(Stored dataset items)
---------------

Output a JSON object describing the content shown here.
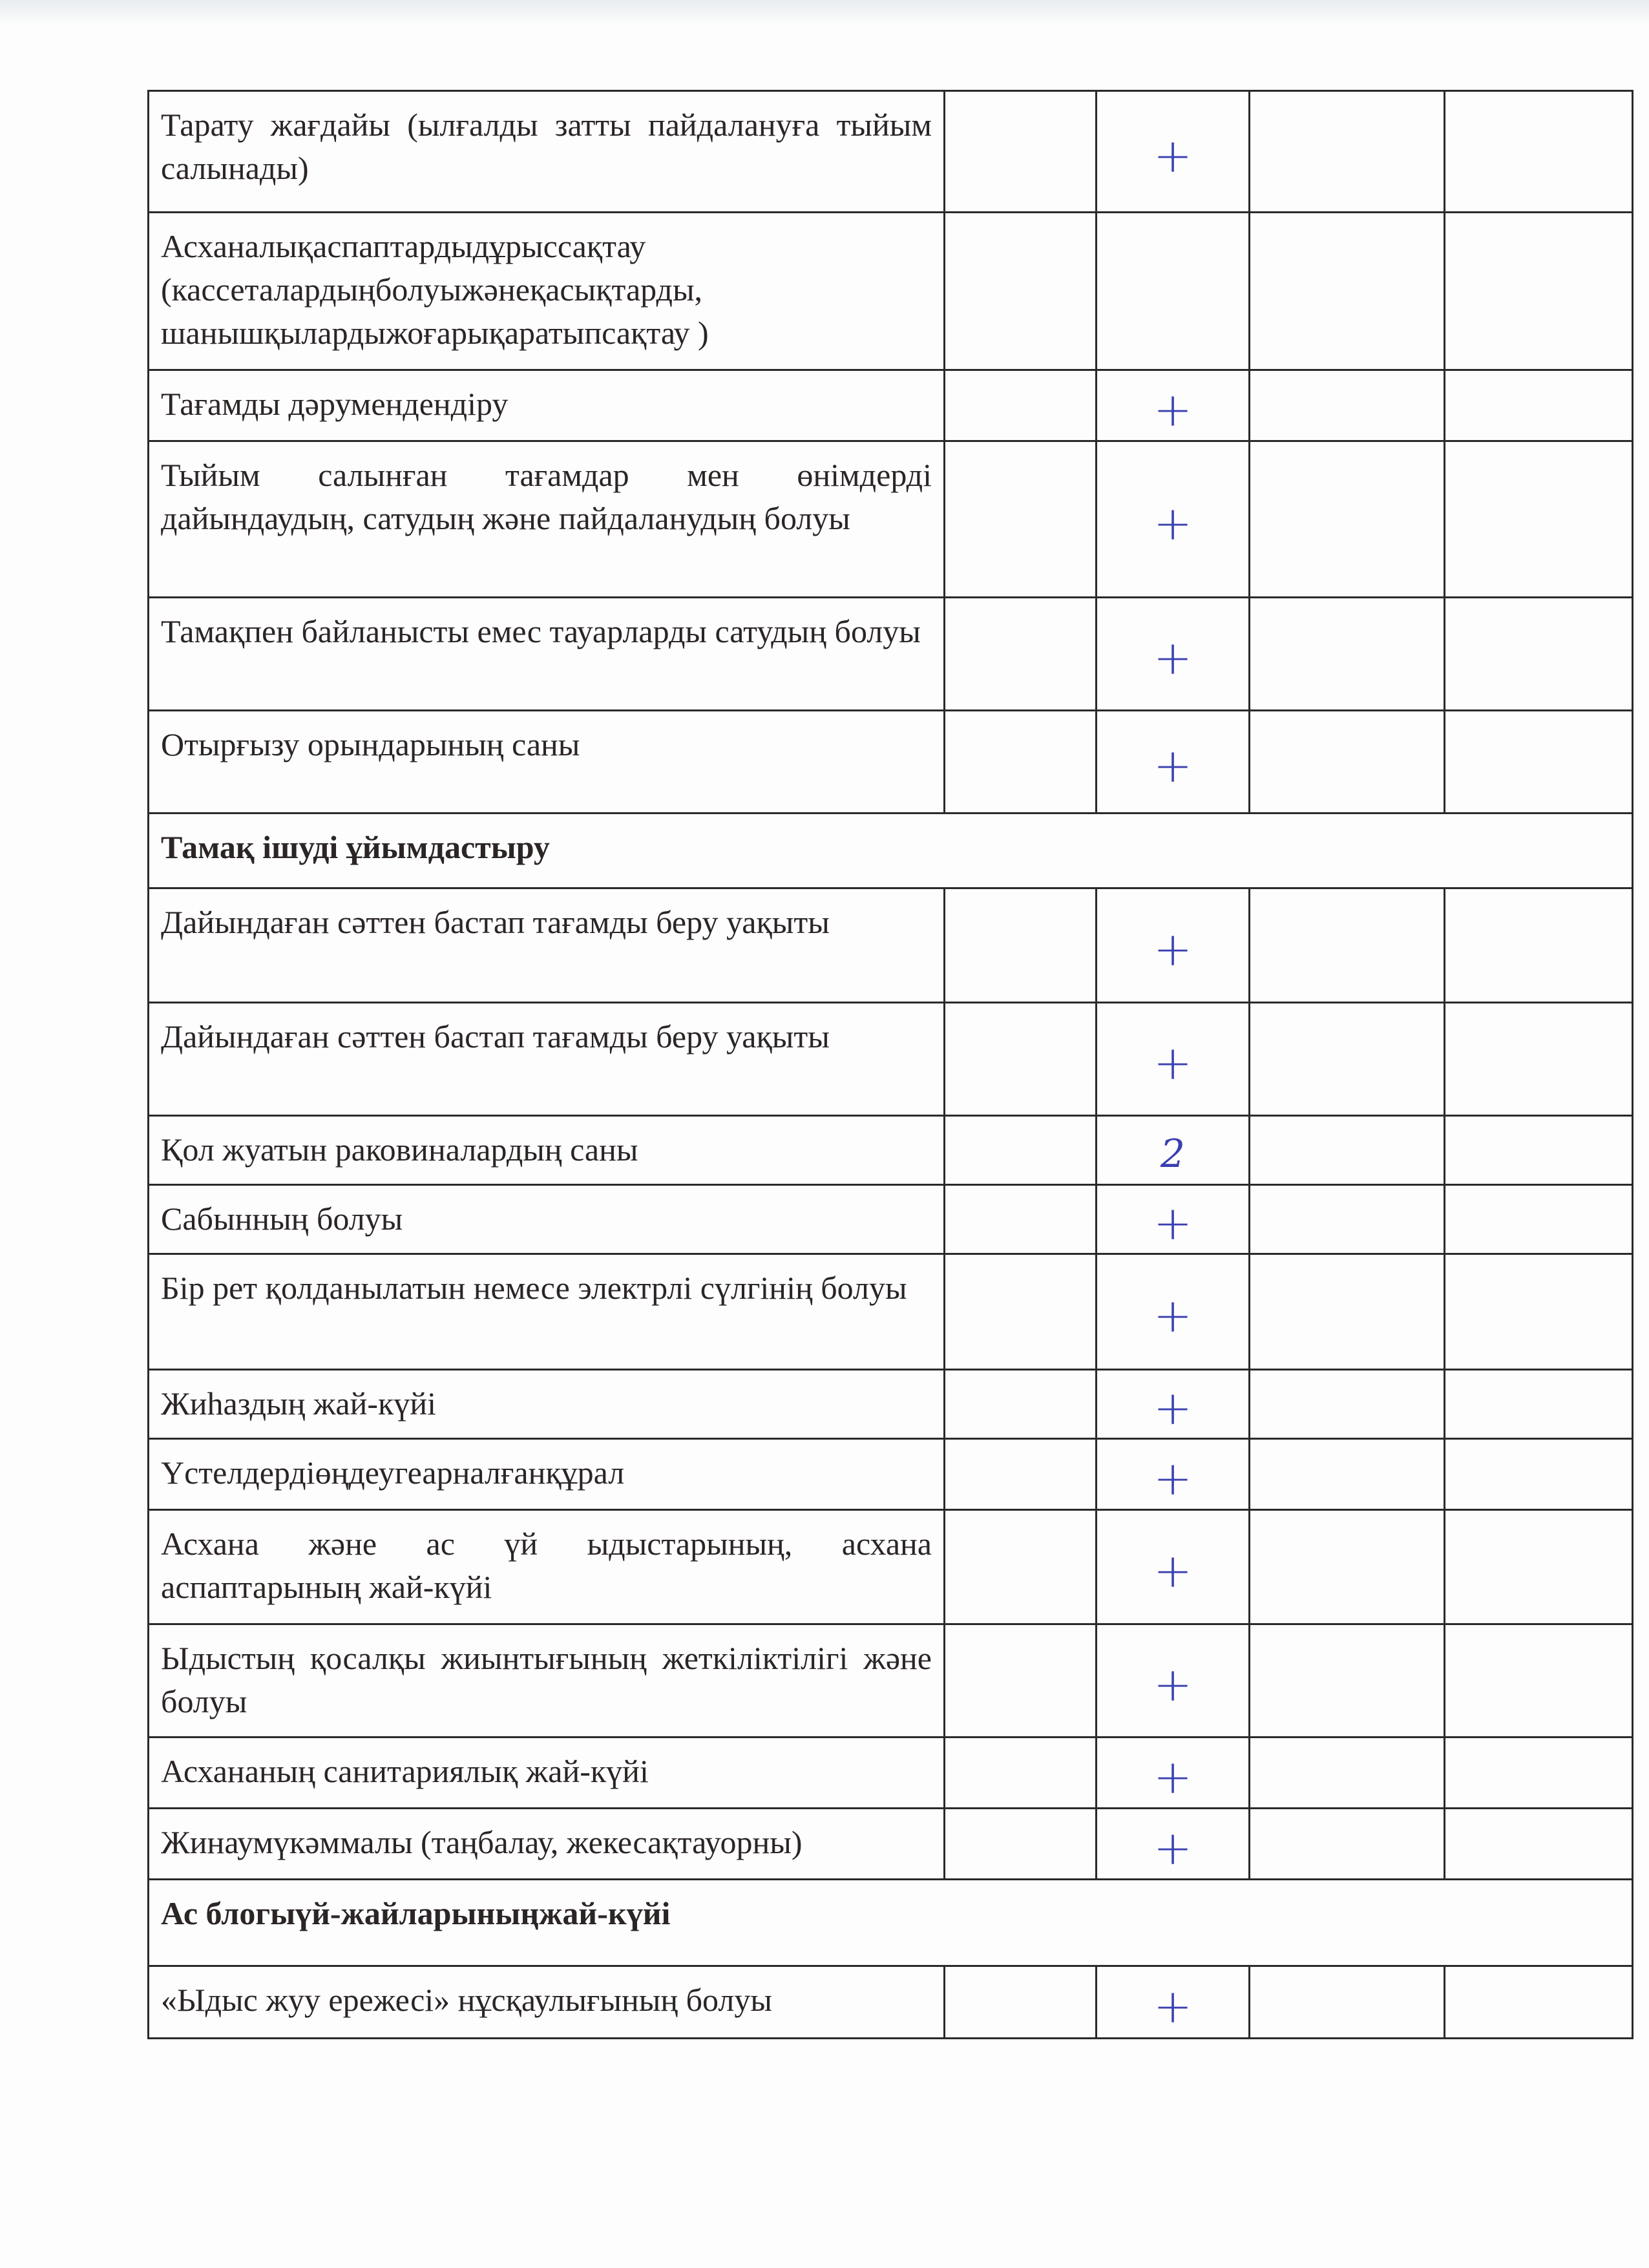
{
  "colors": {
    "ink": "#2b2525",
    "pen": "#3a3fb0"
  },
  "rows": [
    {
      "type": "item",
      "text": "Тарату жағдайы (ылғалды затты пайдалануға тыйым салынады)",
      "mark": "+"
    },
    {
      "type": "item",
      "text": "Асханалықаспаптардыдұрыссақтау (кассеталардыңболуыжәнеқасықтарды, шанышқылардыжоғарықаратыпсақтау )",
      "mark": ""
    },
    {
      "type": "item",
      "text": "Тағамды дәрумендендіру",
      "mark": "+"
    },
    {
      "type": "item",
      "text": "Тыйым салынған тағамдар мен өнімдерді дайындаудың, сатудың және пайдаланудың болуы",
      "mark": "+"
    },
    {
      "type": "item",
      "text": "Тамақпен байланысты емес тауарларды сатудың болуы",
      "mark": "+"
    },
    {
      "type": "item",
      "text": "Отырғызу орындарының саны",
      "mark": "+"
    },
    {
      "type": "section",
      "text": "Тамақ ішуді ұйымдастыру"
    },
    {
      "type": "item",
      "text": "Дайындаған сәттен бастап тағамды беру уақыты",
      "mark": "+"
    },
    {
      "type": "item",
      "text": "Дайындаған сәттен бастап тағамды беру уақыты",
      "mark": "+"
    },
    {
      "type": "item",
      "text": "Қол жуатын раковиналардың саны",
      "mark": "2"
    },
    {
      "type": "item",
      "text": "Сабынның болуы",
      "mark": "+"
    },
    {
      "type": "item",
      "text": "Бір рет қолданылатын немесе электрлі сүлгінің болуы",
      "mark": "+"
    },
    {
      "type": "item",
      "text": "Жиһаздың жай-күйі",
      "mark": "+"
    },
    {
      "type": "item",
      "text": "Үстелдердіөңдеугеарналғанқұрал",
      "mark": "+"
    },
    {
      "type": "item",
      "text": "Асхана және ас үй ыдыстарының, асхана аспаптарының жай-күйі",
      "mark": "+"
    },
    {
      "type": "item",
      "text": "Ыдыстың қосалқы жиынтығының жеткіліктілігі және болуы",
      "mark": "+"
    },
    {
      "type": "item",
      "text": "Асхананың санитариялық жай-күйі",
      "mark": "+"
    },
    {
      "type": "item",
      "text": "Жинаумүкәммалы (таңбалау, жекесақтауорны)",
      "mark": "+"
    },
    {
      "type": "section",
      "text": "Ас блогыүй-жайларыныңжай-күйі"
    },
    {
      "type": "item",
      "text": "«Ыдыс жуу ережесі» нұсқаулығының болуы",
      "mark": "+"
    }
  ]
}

---------------

(YOUR GOAL) Select from the material above each line in which the string "саны" appears, and list those lines.

(RESULT OF THIS TASK)
      "text": "Отырғызу орындарының саны",
      "text": "Қол жуатын раковиналардың саны",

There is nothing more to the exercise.